* Data:
-- BEGIN --

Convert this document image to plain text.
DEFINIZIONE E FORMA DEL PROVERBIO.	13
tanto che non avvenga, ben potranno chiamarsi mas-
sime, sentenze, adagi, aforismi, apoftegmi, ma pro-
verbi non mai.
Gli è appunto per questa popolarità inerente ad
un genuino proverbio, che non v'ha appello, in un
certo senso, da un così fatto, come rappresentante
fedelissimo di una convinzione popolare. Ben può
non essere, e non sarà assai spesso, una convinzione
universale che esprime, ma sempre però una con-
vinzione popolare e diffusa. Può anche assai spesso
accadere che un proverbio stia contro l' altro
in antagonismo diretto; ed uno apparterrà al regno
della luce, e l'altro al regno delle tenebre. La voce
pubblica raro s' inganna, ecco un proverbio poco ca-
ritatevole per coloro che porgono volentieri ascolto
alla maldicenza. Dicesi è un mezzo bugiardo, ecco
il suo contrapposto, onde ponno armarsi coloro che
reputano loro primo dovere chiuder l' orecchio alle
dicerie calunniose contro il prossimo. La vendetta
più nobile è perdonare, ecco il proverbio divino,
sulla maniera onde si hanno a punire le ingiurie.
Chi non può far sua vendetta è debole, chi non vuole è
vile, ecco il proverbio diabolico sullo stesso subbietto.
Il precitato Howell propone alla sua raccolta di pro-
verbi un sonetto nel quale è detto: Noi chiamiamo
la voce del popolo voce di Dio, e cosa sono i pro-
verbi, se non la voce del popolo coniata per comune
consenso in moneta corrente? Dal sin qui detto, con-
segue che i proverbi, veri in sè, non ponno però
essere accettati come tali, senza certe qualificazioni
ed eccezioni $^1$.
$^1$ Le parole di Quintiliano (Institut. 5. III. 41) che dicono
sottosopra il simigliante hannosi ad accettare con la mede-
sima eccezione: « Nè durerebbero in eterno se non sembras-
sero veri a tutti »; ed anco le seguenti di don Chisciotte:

-- END --

* Short task:
Exactly as written, please output every entry.

* Task output:
Convert this document image to plain text.
DEFINIZIONE E FORMA DEL PROVERBIO.	13
tanto che non avvenga, ben potranno chiamarsi mas-
sime, sentenze, adagi, aforismi, apoftegmi, ma pro-
verbi non mai.
Gli è appunto per questa popolarità inerente ad
un genuino proverbio, che non v'ha appello, in un
certo senso, da un così fatto, come rappresentante
fedelissimo di una convinzione popolare. Ben può
non essere, e non sarà assai spesso, una convinzione
universale che esprime, ma sempre però una con-
vinzione popolare e diffusa. Può anche assai spesso
accadere che un proverbio stia contro l' altro
in antagonismo diretto; ed uno apparterrà al regno
della luce, e l'altro al regno delle tenebre. La voce
pubblica raro s' inganna, ecco un proverbio poco ca-
ritatevole per coloro che porgono volentieri ascolto
alla maldicenza. Dicesi è un mezzo bugiardo, ecco
il suo contrapposto, onde ponno armarsi coloro che
reputano loro primo dovere chiuder l' orecchio alle
dicerie calunniose contro il prossimo. La vendetta
più nobile è perdonare, ecco il proverbio divino,
sulla maniera onde si hanno a punire le ingiurie.
Chi non può far sua vendetta è debole, chi non vuole è
vile, ecco il proverbio diabolico sullo stesso subbietto.
Il precitato Howell propone alla sua raccolta di pro-
verbi un sonetto nel quale è detto: Noi chiamiamo
la voce del popolo voce di Dio, e cosa sono i pro-
verbi, se non la voce del popolo coniata per comune
consenso in moneta corrente? Dal sin qui detto, con-
segue che i proverbi, veri in sè, non ponno però
essere accettati come tali, senza certe qualificazioni
ed eccezioni $^1$.
$^1$ Le parole di Quintiliano (Institut. 5. III. 41) che dicono
sottosopra il simigliante hannosi ad accettare con la mede-
sima eccezione: « Nè durerebbero in eterno se non sembras-
sero veri a tutti »; ed anco le seguenti di don Chisciotte:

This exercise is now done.